WHAT YOU ARE ASKED TO DO: Gather all lines with "JSON" from the records.

EXCERPTED DATA:
↓

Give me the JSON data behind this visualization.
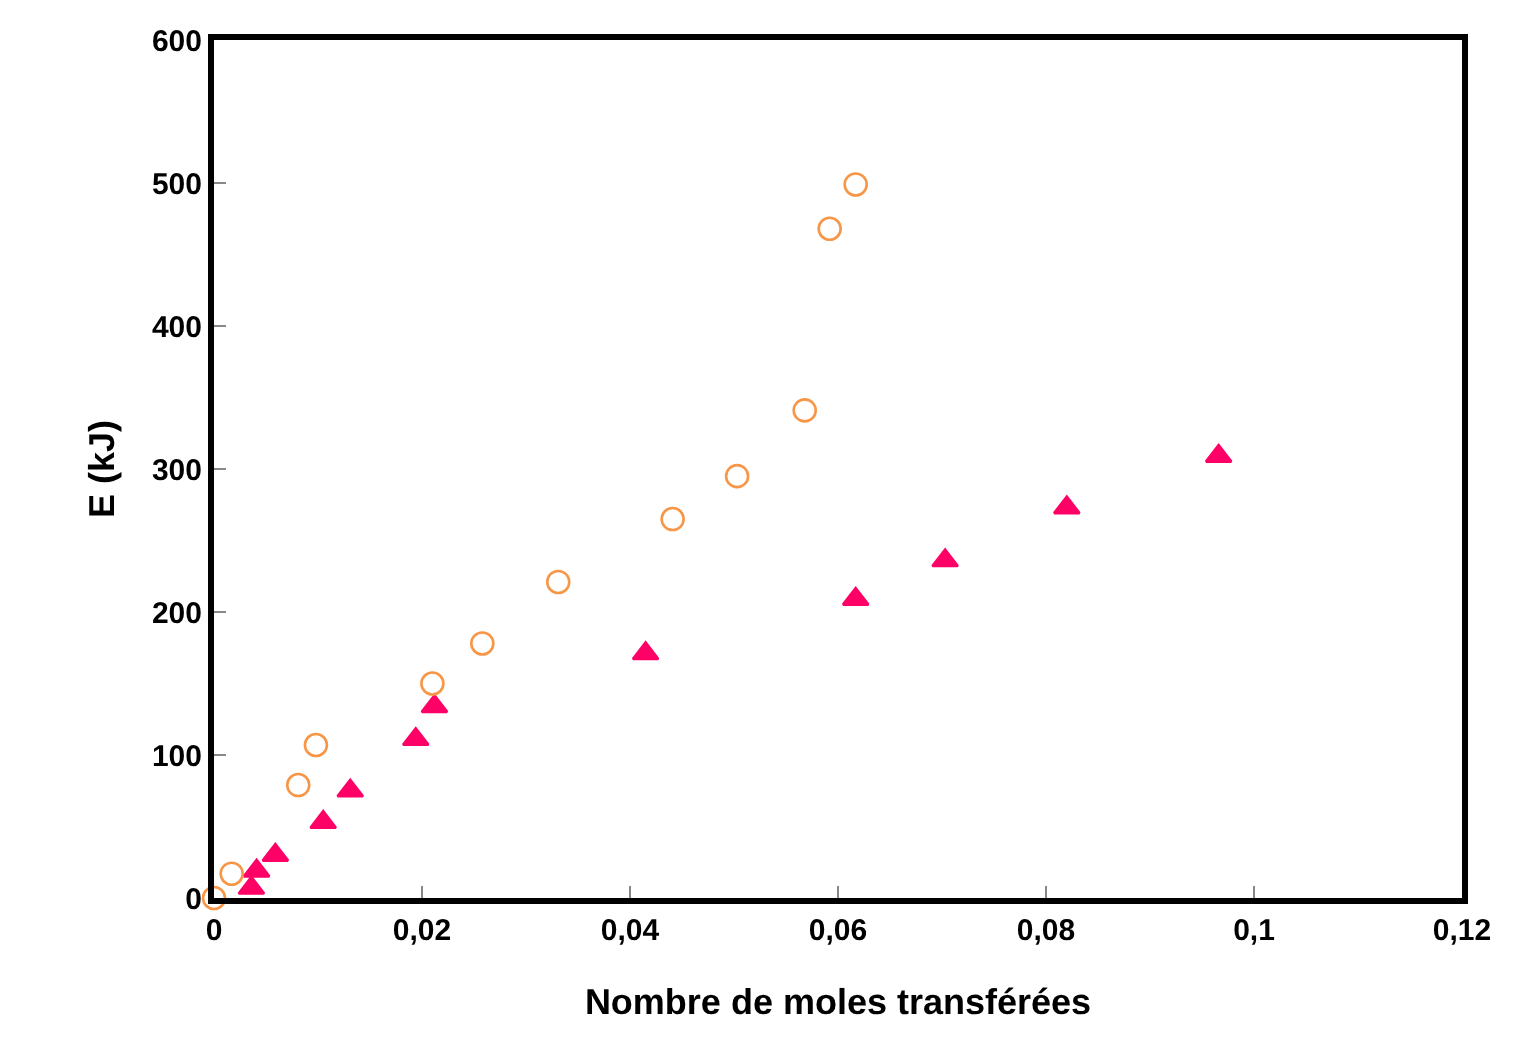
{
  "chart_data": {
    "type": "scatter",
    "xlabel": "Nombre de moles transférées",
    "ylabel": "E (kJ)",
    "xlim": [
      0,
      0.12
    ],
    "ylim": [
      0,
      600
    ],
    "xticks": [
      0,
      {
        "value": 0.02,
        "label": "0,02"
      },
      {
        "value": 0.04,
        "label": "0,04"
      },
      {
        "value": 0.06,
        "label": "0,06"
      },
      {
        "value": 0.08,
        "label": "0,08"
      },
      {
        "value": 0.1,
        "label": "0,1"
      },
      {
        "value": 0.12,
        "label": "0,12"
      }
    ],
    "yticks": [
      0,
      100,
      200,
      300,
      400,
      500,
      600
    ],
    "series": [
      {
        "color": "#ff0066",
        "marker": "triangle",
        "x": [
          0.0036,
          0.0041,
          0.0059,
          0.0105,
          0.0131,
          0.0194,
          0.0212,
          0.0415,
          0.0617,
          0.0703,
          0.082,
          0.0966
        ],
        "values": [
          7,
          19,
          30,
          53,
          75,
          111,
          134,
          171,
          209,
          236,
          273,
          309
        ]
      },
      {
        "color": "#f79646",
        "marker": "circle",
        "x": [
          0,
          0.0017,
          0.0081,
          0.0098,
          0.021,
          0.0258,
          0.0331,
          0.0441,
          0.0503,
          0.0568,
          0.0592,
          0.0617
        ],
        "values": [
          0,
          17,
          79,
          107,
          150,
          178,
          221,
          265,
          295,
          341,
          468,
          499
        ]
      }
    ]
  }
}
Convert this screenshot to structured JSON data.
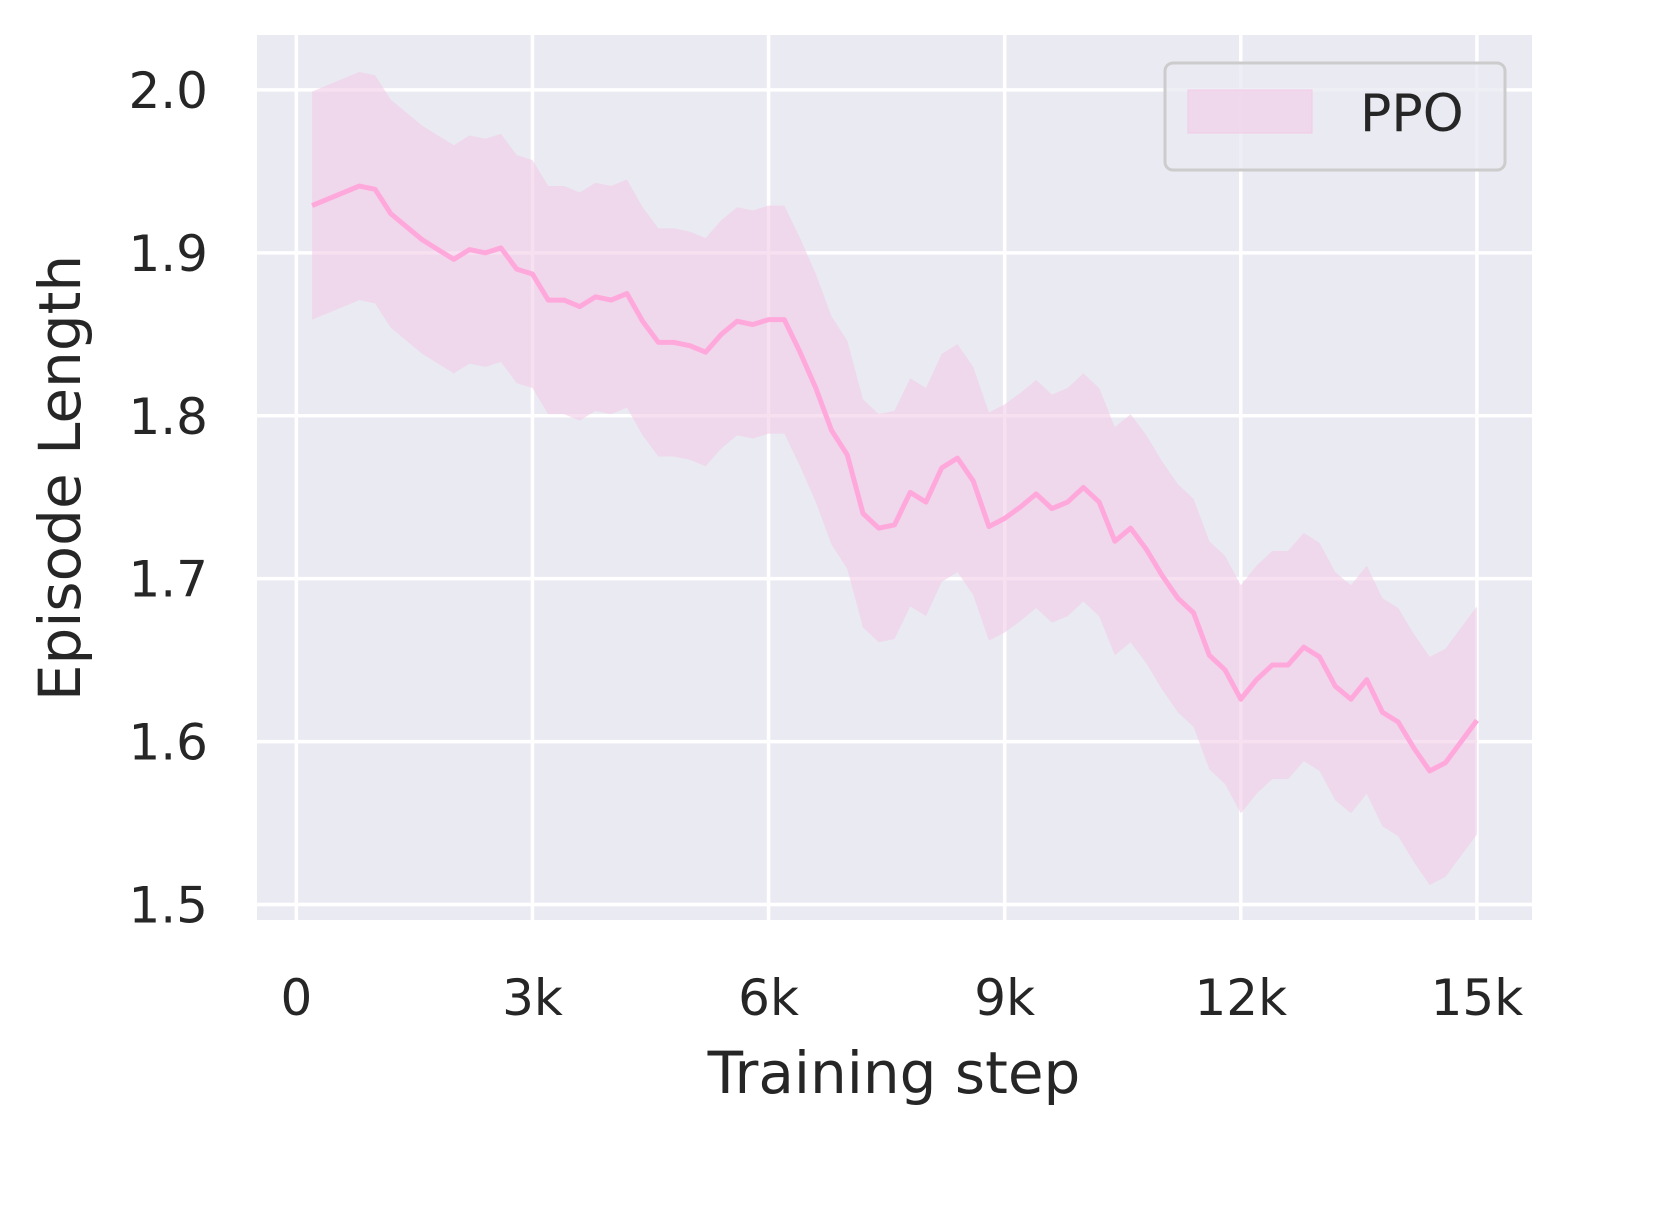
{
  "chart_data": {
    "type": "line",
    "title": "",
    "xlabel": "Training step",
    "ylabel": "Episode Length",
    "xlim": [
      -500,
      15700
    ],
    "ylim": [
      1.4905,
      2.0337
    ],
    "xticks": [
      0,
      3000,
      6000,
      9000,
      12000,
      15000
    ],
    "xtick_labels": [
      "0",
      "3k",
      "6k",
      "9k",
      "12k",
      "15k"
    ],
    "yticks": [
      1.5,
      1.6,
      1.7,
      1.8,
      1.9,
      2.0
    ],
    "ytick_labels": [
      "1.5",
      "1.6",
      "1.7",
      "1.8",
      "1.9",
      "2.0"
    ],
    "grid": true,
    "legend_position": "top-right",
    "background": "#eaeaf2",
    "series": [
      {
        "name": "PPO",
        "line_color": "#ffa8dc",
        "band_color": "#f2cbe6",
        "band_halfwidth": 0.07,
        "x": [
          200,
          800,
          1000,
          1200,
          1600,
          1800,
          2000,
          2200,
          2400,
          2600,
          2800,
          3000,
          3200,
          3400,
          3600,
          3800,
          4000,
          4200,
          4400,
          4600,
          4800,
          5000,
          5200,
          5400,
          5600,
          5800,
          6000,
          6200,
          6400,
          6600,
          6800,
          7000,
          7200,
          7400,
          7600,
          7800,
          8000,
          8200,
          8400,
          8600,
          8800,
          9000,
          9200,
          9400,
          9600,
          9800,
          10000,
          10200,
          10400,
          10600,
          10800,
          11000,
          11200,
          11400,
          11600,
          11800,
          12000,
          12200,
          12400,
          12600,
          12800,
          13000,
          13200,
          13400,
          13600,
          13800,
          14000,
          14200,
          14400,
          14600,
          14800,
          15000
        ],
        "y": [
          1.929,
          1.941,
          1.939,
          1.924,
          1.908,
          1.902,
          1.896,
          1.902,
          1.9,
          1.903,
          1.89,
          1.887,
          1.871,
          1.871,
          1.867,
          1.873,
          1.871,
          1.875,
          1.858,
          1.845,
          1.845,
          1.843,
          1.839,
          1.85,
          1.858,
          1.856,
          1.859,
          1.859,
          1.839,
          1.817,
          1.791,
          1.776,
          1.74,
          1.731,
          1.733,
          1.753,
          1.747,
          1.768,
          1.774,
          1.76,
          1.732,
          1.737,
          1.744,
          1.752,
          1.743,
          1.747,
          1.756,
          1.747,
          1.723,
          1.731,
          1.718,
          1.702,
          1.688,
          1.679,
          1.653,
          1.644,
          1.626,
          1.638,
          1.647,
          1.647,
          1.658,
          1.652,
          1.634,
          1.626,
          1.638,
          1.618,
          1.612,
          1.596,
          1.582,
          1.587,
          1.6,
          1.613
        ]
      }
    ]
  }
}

↑

COMPLETE ANSWER:
Give me the JSON data behind this visualization.
Convert this screenshot to structured JSON data.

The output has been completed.